* BEGIN Rows *

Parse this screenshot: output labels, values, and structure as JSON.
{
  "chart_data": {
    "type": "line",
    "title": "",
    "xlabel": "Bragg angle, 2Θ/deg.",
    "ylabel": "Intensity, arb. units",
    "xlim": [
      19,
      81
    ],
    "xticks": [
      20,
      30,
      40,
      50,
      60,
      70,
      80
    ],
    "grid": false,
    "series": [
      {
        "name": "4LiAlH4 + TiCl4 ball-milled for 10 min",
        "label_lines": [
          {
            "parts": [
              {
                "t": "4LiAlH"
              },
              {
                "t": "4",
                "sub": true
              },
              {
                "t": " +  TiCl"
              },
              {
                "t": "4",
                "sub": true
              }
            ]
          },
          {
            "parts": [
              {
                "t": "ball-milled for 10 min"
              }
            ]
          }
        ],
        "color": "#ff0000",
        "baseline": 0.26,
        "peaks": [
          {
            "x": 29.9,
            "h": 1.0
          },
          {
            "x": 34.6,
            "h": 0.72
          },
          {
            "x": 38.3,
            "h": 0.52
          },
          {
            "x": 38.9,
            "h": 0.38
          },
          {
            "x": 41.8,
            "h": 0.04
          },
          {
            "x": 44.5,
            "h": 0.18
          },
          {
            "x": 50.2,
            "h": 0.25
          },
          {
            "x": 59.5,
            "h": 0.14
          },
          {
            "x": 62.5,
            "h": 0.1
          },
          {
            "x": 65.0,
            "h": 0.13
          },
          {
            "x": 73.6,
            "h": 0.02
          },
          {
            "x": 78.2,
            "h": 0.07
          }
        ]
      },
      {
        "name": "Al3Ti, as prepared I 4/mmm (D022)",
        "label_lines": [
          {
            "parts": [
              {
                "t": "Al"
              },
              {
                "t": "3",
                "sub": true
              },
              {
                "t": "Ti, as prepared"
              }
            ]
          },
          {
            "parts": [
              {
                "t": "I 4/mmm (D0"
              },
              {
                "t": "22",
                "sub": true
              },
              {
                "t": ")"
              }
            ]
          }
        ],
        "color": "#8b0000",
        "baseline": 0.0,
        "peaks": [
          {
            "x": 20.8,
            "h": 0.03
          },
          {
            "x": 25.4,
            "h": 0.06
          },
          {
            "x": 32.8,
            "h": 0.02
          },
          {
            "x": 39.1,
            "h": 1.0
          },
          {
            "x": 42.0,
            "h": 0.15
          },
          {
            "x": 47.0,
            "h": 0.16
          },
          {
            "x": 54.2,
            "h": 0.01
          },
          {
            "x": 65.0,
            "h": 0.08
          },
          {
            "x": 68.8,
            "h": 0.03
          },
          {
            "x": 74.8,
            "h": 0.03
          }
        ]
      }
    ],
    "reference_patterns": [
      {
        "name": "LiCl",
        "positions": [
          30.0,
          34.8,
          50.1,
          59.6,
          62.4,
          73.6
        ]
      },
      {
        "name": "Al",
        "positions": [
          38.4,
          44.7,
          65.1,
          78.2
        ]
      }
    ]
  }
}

* END Rows *
* BEGIN Rows *

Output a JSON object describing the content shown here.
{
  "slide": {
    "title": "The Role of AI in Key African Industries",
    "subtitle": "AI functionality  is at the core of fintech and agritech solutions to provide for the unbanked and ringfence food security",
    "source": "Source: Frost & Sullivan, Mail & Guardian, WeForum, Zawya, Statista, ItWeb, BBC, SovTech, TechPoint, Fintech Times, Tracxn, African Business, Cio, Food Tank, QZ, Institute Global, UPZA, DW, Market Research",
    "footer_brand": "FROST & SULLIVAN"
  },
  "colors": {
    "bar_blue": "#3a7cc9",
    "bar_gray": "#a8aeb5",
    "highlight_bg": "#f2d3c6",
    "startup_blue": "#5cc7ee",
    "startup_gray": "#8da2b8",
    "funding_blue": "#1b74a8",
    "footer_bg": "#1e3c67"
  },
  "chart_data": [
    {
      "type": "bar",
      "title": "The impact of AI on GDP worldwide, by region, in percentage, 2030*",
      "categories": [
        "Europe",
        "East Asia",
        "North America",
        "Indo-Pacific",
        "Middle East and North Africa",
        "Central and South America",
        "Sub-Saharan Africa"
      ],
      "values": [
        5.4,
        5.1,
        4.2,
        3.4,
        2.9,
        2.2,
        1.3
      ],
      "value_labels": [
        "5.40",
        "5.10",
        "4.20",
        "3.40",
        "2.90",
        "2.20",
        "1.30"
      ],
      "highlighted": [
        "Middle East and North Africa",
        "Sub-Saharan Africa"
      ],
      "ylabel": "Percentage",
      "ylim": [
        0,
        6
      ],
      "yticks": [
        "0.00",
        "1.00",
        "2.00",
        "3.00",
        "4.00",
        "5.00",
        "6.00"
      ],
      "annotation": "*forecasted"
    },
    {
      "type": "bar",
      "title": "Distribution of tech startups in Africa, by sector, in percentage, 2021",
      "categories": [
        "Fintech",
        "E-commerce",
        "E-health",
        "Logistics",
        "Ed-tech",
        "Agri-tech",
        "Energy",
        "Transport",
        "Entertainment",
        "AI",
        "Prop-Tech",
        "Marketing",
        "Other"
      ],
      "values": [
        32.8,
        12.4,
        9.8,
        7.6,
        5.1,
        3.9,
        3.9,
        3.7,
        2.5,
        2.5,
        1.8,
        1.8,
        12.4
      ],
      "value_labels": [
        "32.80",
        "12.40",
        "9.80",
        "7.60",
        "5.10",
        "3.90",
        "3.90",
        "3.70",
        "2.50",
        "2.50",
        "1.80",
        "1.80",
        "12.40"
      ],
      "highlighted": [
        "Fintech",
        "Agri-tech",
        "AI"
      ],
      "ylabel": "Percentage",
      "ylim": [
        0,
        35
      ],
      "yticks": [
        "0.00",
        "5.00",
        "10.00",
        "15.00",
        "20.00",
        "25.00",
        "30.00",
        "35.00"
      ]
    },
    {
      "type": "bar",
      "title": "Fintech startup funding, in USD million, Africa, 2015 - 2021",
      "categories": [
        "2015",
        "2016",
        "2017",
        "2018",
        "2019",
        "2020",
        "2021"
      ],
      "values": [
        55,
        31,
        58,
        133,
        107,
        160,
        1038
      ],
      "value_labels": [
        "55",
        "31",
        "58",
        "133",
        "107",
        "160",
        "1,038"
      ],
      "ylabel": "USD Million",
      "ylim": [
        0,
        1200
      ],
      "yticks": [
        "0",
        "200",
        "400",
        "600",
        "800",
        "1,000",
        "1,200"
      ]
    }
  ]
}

* END Rows *
* BEGIN Rows *

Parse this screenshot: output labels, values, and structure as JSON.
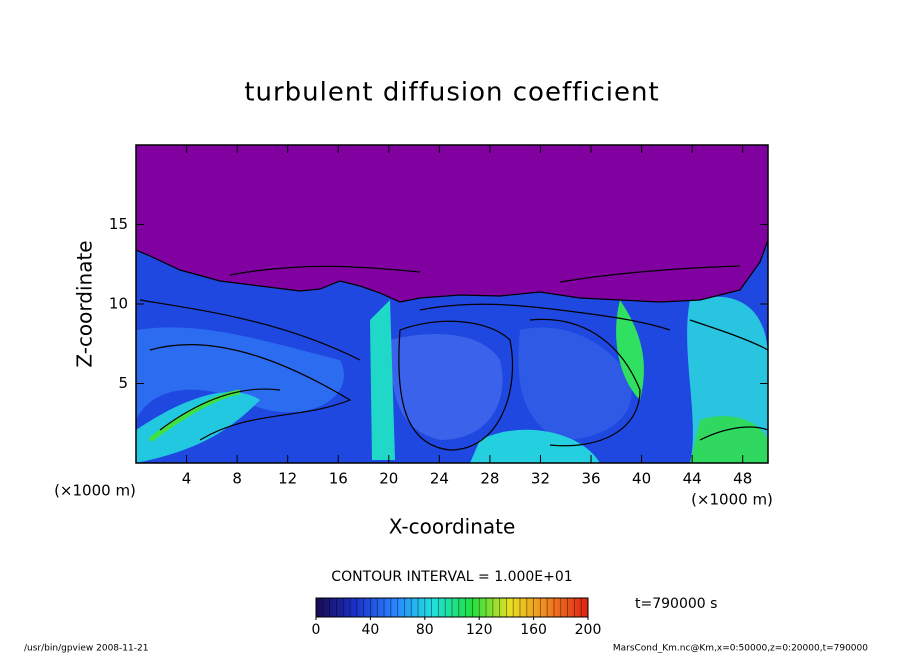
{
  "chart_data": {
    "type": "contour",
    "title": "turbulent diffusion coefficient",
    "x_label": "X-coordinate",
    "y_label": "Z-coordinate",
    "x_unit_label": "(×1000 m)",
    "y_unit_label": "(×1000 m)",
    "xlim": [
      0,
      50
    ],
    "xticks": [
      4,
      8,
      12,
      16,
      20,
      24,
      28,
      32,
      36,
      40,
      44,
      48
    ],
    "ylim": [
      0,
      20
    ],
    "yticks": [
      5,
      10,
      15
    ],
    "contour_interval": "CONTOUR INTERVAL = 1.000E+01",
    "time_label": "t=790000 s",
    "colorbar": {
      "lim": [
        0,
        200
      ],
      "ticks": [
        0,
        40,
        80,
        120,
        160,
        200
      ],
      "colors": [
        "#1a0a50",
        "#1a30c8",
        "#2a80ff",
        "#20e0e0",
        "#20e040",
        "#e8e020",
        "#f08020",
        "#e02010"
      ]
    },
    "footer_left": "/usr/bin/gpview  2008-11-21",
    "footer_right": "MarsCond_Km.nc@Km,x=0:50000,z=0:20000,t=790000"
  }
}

* END Rows *

▶ **Task requirements**:
Read the data above and pull out each line that holds the string "milled".

▶ **Task response**:
        "name": "4LiAlH4 + TiCl4 ball-milled for 10 min",
                "t": "ball-milled for 10 min"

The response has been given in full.